_Exercise details:_
List, from the lines below, each one with "case" in it.
(begin)
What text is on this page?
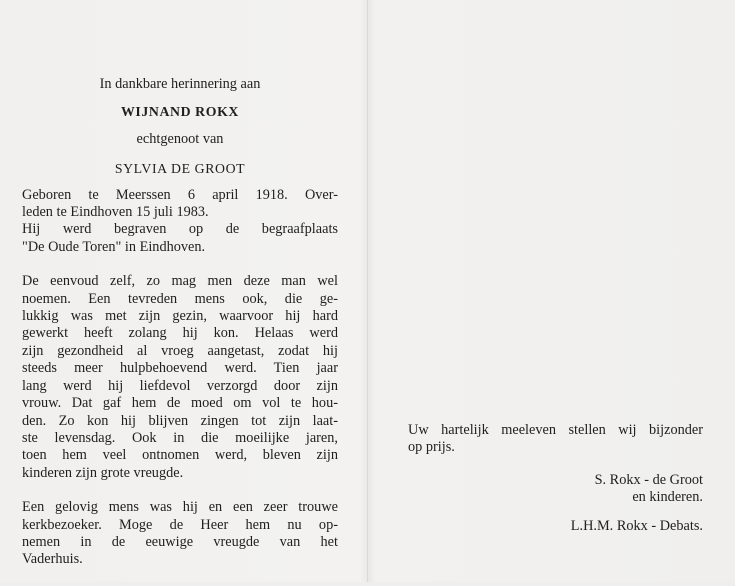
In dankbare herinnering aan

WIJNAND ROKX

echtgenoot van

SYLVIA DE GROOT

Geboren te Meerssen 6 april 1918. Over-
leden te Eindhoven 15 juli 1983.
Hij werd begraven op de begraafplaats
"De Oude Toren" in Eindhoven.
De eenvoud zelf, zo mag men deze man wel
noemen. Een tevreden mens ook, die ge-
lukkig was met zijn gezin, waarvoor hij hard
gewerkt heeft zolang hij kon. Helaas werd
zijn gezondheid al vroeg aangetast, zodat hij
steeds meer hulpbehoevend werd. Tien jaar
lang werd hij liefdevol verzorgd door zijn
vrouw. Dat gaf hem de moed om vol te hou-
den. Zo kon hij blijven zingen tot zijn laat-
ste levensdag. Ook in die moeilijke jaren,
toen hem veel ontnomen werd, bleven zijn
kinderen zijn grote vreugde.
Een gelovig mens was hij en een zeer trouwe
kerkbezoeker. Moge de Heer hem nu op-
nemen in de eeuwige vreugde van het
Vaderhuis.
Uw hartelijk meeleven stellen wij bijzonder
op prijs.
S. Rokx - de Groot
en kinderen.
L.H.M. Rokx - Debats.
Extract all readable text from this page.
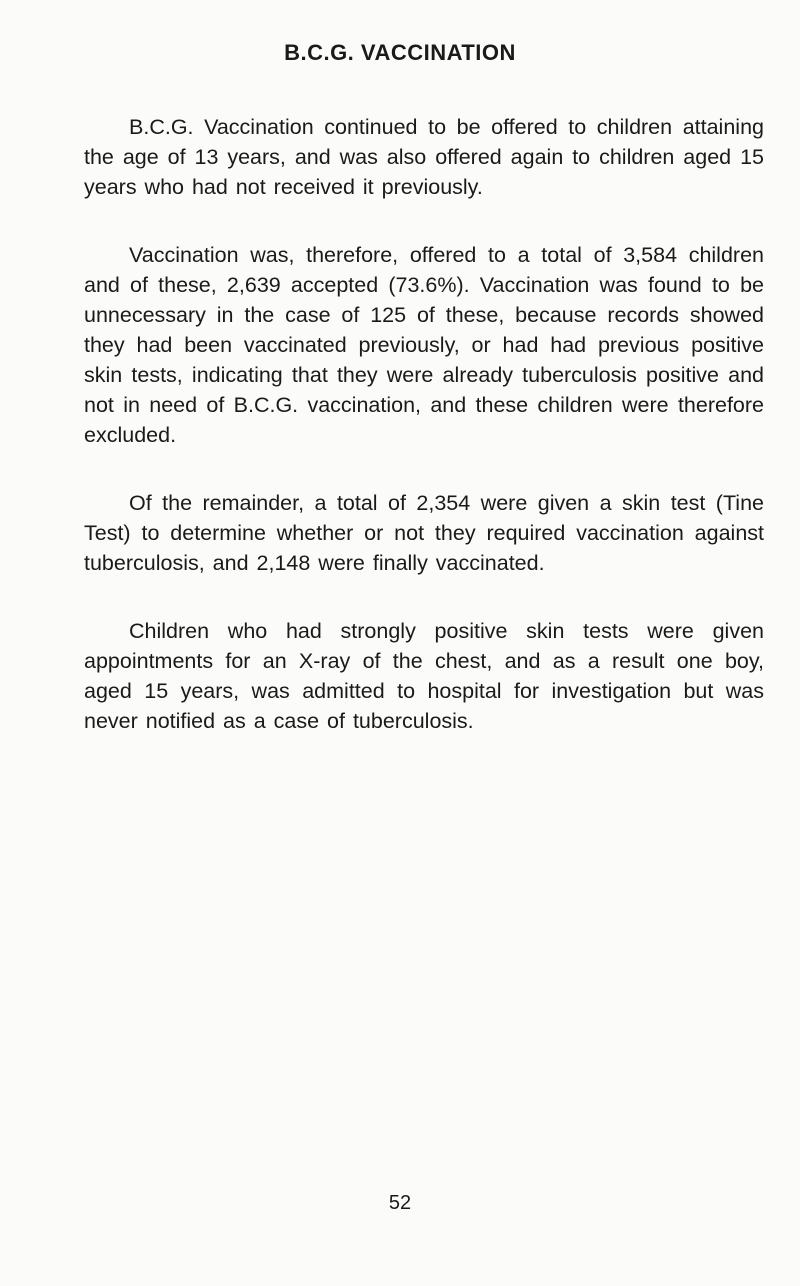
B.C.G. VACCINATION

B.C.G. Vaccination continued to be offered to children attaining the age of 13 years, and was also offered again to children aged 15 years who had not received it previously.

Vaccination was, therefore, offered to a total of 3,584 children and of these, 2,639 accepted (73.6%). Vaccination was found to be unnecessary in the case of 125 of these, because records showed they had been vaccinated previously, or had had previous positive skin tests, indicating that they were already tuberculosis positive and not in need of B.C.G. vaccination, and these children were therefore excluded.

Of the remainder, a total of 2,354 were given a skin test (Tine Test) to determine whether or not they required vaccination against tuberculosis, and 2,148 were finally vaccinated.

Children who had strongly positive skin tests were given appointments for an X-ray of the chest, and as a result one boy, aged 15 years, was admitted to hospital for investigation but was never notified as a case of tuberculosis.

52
(end)
(begin)
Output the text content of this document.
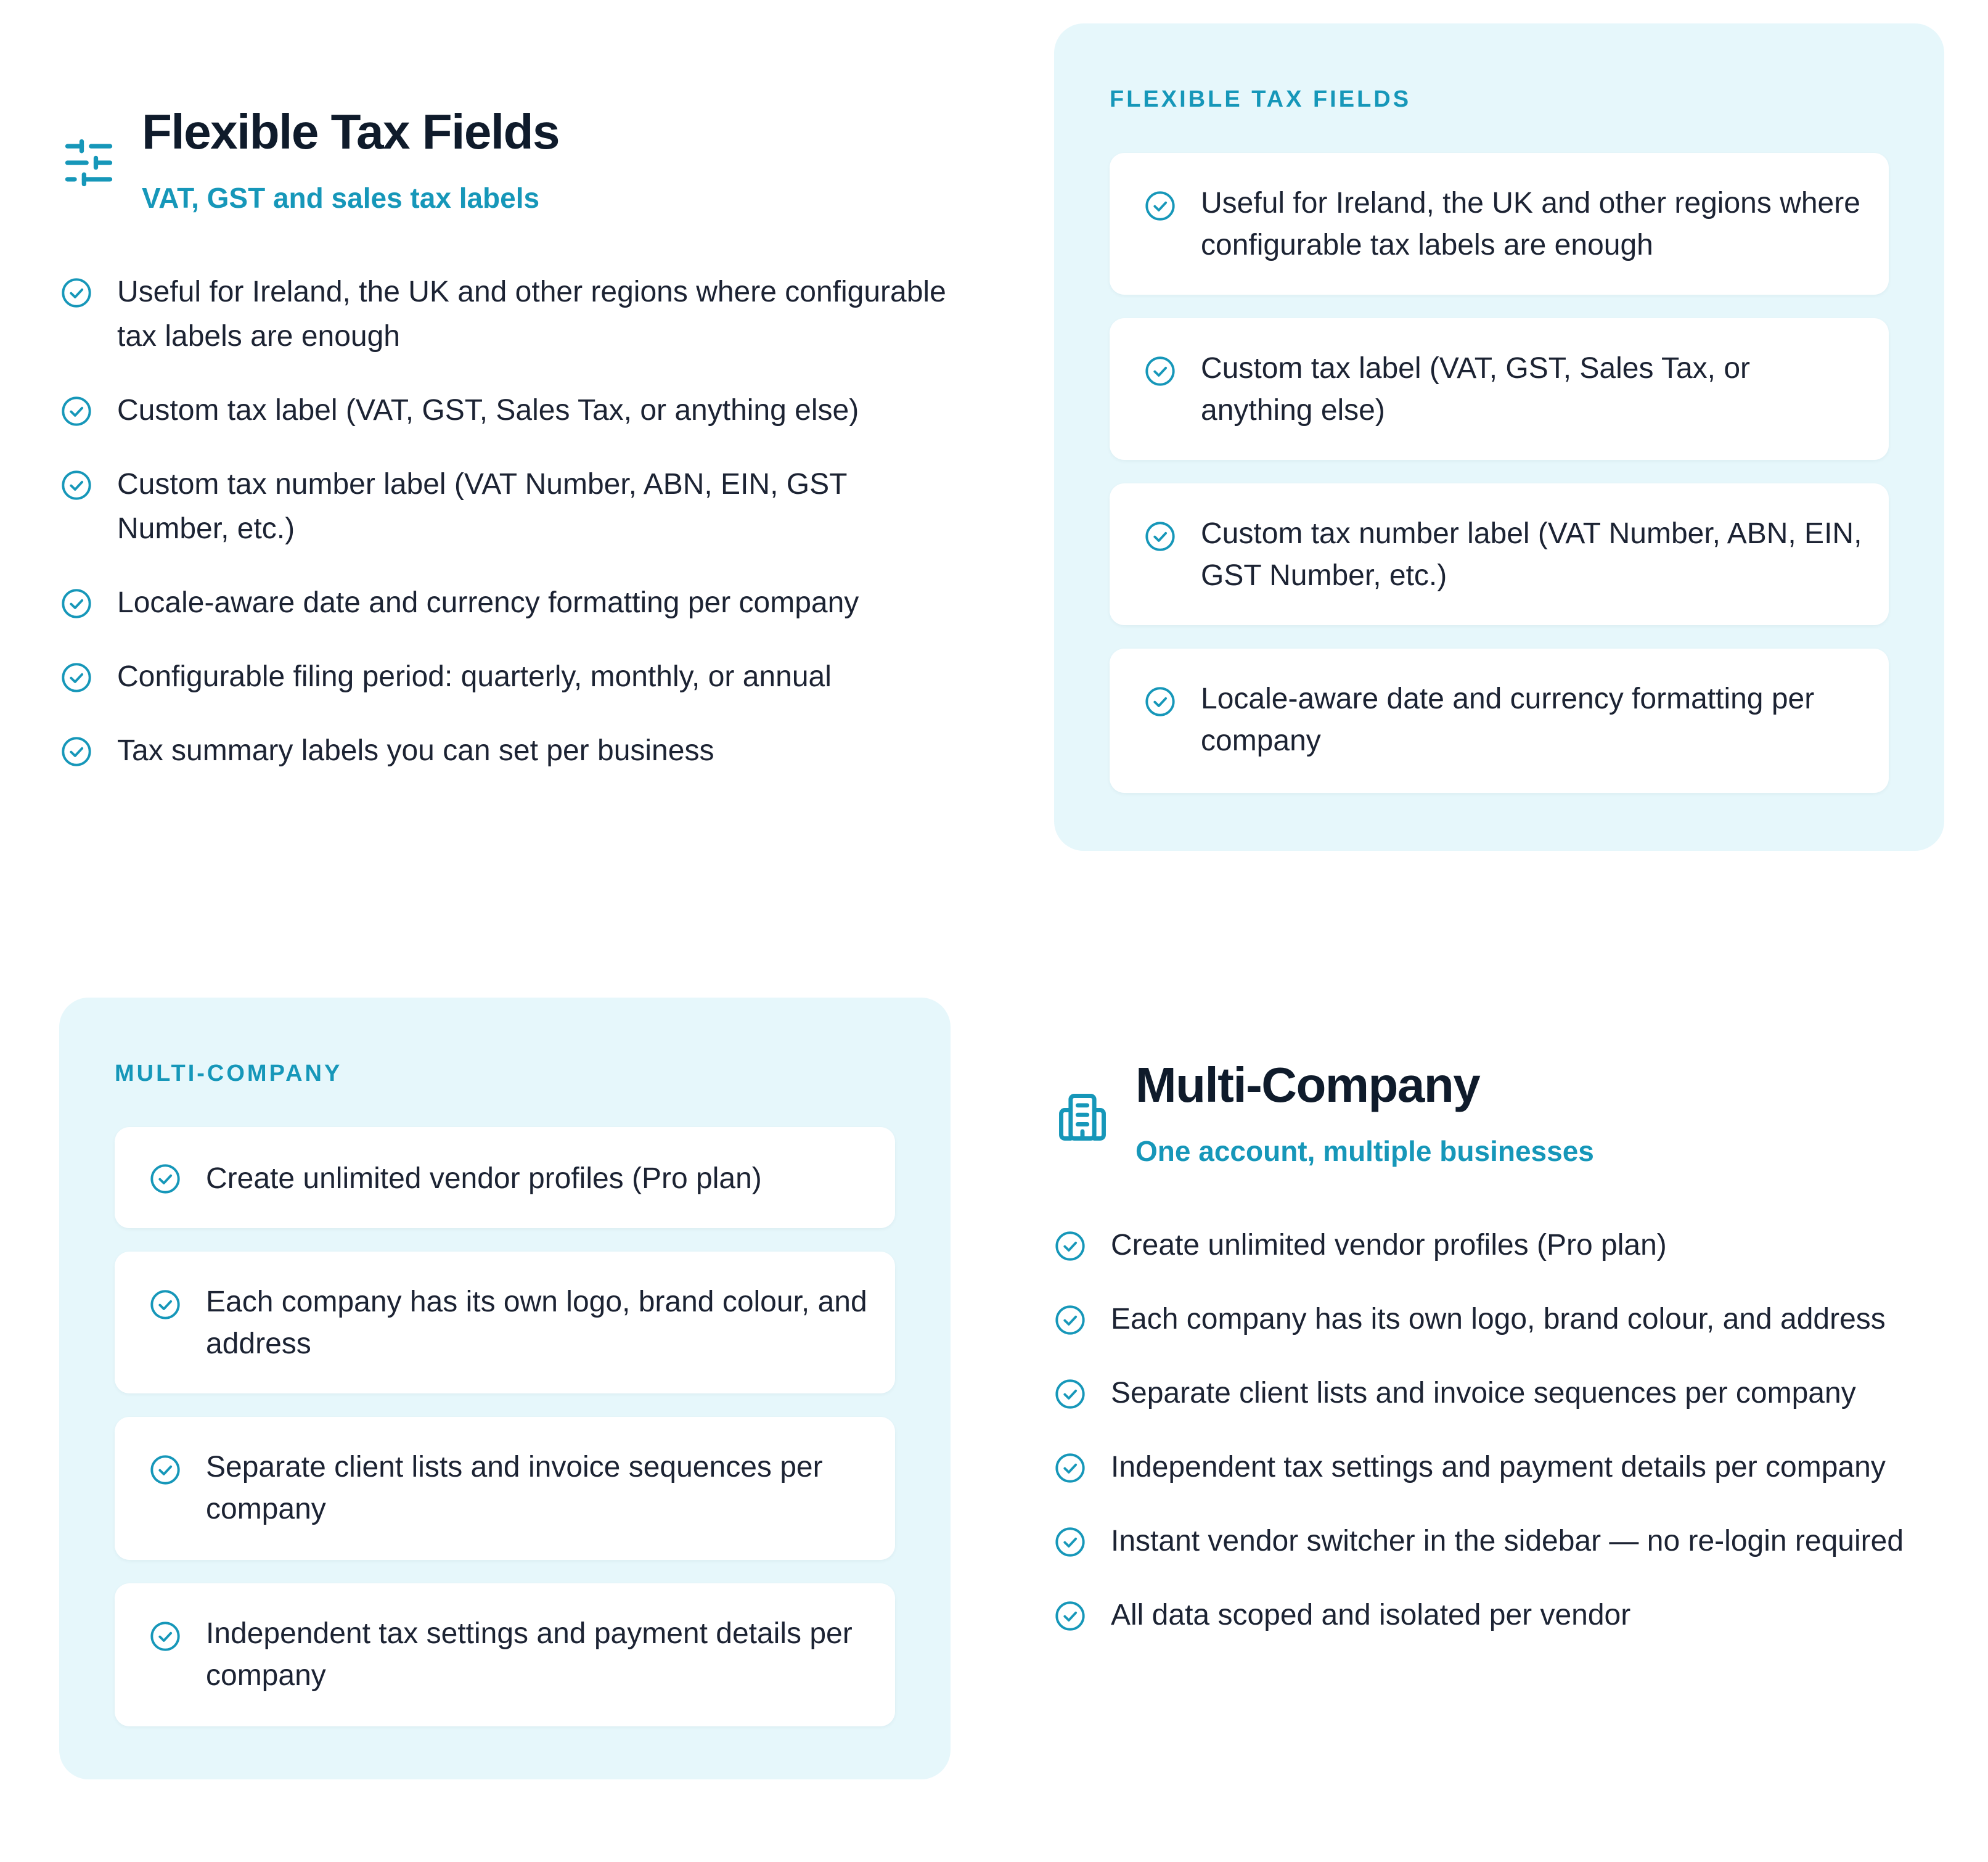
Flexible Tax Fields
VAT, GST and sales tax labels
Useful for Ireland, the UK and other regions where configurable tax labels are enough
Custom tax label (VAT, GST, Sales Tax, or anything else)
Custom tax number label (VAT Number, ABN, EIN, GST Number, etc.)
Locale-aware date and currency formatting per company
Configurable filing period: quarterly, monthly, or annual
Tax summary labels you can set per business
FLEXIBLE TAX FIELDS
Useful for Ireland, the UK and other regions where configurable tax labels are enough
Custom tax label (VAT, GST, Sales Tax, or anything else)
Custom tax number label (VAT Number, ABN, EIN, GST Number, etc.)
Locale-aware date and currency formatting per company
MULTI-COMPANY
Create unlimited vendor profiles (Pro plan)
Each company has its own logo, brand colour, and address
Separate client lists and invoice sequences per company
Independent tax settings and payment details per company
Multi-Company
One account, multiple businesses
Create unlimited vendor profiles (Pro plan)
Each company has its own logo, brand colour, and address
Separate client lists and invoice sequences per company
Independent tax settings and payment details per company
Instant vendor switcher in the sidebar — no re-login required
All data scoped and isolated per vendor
(end)
(begin)
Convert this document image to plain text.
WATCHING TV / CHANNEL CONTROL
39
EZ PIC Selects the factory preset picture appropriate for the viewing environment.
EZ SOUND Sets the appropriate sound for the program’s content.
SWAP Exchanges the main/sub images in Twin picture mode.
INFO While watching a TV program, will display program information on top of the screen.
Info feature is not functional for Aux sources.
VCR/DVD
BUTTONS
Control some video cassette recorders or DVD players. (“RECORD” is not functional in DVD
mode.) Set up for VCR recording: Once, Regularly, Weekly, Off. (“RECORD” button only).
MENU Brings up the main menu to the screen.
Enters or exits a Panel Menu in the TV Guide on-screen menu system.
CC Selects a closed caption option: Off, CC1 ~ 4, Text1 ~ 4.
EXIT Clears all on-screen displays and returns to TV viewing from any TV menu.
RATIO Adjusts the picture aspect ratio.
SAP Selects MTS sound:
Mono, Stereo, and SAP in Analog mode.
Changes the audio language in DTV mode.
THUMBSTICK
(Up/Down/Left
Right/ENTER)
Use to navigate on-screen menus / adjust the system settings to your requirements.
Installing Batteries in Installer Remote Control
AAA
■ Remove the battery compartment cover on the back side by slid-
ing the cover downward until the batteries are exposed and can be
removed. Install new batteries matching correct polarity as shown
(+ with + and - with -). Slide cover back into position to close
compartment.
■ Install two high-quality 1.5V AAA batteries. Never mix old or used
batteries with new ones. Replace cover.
(end)
_Task solution:_
Vaccination was, therefore, offered to a total of 3,584 children and of these, 2,639 accepted (73.6%). Vaccination was found to be unnecessary in the case of 125 of these, because records showed they had been vaccinated previously, or had had previous positive skin tests, indicating that they were already tuberculosis positive and not in need of B.C.G. vaccination, and these children were therefore excluded.
Children who had strongly positive skin tests were given appointments for an X-ray of the chest, and as a result one boy, aged 15 years, was admitted to hospital for investigation but was never notified as a case of tuberculosis.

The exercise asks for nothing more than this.